In the data, extract each line that holds the string "content".

[Data entries]
────────

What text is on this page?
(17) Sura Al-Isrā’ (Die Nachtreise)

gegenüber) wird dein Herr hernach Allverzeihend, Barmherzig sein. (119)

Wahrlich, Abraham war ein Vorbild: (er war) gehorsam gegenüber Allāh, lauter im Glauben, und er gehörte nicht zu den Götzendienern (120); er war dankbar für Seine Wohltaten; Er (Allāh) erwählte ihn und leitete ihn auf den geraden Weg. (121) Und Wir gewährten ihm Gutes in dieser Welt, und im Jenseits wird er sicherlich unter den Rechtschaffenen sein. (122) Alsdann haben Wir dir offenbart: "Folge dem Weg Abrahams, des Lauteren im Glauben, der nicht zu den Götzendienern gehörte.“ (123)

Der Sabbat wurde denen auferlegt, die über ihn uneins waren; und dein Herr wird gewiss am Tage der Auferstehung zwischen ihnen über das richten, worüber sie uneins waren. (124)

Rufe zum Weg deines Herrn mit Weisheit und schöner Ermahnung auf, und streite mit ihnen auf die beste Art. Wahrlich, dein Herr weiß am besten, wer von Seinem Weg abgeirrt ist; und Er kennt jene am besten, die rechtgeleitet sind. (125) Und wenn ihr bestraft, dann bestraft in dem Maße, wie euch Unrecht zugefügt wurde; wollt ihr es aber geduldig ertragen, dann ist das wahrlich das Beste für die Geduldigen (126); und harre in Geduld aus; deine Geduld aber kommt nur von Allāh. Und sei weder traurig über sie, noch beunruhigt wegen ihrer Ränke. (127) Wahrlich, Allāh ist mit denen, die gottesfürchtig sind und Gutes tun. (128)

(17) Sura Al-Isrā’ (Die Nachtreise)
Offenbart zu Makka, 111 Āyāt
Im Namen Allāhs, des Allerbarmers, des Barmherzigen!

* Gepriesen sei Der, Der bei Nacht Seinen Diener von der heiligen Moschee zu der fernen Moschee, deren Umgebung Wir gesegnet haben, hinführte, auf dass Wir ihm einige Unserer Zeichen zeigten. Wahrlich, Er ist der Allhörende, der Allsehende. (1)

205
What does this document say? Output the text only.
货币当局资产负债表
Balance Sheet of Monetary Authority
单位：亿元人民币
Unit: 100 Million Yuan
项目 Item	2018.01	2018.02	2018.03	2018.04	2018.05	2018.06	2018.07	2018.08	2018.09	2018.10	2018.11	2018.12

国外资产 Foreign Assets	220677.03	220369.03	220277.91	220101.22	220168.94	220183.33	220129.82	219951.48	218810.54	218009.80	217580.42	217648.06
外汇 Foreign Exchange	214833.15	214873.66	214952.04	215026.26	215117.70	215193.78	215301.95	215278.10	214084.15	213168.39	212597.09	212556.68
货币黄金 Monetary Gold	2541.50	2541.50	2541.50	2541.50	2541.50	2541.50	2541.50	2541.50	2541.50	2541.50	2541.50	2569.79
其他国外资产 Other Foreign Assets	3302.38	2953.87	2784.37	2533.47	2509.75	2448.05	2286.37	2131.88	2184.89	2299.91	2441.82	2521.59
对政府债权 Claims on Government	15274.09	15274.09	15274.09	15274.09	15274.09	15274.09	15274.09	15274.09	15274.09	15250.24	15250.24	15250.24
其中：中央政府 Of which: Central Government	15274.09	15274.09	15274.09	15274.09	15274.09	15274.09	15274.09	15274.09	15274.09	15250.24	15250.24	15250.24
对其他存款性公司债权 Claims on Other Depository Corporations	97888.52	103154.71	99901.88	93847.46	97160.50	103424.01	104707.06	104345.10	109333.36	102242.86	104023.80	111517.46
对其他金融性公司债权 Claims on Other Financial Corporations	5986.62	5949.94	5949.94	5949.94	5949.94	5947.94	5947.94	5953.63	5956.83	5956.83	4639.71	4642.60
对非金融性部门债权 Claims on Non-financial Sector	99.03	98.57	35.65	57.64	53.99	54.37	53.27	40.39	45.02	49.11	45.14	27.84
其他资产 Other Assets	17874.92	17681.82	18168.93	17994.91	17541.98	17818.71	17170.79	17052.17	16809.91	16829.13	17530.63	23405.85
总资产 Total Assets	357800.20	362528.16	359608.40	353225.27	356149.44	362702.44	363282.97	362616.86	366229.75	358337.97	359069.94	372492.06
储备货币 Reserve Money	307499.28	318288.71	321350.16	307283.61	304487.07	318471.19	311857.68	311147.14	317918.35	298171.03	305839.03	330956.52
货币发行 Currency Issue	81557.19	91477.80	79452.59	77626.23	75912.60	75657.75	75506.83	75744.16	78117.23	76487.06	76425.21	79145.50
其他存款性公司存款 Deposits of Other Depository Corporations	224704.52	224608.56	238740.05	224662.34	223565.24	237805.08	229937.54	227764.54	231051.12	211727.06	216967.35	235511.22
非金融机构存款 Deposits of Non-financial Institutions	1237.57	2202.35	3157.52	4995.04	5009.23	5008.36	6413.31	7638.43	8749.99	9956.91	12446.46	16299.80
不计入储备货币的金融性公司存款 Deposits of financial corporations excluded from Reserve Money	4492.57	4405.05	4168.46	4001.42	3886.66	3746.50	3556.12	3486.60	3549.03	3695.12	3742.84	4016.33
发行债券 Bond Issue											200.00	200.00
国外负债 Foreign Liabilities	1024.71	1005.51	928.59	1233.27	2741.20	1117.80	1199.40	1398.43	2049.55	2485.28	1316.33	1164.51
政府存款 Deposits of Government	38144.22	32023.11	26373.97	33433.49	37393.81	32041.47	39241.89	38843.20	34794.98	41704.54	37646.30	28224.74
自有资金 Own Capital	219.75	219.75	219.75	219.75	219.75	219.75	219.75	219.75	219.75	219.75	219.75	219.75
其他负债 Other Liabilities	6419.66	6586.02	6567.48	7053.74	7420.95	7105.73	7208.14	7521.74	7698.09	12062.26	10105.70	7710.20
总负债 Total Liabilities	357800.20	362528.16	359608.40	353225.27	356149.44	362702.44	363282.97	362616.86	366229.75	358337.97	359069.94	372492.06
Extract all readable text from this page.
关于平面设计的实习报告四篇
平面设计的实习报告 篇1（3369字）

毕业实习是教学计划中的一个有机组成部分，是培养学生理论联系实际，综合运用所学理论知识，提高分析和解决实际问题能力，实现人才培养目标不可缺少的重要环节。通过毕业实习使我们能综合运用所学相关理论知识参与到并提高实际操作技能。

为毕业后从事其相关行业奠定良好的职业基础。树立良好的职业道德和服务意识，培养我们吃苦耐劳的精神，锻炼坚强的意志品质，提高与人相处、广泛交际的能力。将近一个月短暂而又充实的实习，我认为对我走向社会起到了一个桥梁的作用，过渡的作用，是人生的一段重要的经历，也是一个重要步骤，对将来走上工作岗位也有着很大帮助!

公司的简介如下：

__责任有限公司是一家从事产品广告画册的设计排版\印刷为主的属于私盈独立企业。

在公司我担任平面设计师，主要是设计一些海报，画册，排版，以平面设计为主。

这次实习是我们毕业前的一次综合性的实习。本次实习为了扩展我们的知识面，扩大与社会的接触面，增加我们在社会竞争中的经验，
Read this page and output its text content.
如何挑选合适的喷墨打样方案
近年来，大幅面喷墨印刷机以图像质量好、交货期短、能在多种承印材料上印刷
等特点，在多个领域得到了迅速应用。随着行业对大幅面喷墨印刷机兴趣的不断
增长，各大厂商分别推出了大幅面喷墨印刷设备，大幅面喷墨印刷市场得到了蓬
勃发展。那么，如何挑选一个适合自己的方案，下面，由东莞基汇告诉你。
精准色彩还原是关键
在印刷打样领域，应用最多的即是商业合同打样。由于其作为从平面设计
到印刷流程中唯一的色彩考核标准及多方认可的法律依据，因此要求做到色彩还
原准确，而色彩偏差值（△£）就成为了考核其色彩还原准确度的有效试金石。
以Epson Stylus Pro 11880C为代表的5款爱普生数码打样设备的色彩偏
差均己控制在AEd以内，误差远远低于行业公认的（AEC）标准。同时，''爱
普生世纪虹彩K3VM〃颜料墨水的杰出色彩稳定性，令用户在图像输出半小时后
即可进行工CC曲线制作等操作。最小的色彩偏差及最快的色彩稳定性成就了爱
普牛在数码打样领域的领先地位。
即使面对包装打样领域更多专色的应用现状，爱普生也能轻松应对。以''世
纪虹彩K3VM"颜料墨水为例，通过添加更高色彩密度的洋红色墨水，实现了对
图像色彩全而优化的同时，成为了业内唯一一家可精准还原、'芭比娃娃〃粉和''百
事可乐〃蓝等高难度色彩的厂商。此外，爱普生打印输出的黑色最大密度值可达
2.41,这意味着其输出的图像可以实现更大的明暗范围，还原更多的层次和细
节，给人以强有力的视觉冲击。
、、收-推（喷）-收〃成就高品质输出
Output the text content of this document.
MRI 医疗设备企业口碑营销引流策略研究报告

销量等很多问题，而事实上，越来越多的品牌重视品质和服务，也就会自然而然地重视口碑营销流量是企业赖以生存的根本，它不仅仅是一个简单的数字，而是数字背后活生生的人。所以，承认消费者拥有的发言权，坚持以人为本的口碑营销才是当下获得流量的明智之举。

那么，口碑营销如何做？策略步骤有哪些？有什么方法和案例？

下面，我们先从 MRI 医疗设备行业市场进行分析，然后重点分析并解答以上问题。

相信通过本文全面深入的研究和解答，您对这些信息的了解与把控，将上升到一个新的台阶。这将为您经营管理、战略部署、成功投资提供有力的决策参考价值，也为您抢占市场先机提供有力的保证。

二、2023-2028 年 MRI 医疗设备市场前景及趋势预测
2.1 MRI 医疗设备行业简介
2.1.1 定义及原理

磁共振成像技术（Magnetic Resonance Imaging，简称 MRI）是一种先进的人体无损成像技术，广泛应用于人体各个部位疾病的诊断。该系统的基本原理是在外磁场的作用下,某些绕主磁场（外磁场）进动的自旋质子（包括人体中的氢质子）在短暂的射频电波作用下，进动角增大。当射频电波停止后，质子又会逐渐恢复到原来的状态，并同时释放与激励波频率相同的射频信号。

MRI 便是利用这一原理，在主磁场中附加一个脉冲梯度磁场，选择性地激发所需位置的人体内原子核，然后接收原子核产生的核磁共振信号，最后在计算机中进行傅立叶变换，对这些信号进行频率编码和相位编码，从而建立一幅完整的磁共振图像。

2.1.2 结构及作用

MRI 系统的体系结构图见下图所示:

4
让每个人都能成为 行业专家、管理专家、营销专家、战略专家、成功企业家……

────────

# The answer:
Read this page and output its text content.
Output the text content of this document.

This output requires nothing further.